__Task requirements__. Check every line of the material below for the string "ورواه", and return the ones that have it.

__Records excerpted from a collection__.

========

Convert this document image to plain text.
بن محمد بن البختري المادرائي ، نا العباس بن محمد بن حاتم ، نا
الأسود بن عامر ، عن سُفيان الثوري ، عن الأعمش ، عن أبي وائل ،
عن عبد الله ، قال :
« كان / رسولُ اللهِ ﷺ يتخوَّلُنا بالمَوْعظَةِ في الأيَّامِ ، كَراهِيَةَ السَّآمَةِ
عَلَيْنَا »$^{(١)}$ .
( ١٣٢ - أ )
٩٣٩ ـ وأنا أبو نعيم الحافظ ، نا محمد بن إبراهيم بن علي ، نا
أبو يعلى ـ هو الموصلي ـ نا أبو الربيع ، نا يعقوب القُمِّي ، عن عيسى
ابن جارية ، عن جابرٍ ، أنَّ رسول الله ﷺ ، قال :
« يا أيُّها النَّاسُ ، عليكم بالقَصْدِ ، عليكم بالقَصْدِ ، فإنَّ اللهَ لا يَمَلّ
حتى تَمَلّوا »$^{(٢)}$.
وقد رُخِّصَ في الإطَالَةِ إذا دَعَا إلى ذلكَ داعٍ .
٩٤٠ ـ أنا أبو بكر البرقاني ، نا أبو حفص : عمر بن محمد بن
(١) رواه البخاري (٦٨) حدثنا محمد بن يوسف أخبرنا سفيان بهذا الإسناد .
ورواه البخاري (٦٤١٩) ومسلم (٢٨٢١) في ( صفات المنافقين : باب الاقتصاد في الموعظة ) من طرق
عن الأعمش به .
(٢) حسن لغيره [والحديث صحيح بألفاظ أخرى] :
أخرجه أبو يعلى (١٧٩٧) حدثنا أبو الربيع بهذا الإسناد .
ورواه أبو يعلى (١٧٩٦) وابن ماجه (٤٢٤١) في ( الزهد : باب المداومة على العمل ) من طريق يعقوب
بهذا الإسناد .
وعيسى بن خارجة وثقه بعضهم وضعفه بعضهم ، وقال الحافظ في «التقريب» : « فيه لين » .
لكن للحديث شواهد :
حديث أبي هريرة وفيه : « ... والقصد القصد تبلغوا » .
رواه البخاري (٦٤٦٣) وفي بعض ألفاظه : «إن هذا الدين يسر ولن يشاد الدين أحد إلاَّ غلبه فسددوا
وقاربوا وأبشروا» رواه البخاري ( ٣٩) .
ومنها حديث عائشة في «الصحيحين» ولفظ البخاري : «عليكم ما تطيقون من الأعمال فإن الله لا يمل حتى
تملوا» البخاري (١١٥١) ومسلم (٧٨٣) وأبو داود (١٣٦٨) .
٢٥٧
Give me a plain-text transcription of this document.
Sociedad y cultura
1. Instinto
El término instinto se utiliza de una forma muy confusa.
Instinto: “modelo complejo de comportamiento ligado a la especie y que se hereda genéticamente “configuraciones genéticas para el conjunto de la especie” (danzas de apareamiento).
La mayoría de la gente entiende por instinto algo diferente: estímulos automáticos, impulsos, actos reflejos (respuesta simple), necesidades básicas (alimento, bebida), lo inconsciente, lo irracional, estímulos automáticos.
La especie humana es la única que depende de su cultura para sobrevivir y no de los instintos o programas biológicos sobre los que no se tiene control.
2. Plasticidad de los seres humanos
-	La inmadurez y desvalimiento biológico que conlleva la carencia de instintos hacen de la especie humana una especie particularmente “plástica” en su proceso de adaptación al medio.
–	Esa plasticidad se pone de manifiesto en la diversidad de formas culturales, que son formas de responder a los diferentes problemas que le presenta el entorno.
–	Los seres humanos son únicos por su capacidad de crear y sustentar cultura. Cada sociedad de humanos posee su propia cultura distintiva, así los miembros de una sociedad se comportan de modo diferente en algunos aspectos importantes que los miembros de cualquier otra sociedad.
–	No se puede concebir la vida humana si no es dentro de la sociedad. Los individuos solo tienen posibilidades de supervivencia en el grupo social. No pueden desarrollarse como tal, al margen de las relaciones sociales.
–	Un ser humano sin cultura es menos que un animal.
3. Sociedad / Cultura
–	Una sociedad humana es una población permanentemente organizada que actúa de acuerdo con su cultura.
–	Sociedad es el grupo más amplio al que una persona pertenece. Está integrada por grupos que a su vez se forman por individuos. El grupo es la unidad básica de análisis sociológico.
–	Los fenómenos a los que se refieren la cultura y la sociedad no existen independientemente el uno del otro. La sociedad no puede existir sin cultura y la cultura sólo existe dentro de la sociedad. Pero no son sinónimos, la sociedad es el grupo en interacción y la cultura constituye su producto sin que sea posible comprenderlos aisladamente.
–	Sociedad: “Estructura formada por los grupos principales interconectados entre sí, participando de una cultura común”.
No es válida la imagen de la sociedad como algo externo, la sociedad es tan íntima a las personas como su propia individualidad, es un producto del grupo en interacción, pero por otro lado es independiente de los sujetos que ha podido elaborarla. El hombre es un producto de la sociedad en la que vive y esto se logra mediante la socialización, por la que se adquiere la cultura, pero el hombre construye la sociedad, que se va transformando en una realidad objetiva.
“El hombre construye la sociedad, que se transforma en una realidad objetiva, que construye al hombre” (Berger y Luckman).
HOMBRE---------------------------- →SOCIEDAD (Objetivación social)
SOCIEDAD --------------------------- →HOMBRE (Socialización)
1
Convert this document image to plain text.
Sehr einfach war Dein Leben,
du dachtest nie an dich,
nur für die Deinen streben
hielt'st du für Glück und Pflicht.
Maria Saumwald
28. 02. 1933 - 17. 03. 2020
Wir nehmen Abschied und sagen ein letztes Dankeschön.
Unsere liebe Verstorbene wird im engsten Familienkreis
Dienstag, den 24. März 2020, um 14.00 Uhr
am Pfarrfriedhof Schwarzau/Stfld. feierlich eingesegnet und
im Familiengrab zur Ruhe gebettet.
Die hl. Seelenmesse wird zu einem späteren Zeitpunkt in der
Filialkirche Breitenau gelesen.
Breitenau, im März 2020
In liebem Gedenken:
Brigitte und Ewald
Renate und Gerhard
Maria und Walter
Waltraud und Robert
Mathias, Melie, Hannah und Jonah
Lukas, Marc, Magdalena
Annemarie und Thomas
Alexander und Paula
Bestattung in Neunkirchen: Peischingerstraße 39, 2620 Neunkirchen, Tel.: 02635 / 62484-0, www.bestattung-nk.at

========

__Result of this exercise__.
ورواه البخاري (٦٤١٩) ومسلم (٢٨٢١) في ( صفات المنافقين : باب الاقتصاد في الموعظة ) من طرق
ورواه أبو يعلى (١٧٩٦) وابن ماجه (٤٢٤١) في ( الزهد : باب المداومة على العمل ) من طريق يعقوب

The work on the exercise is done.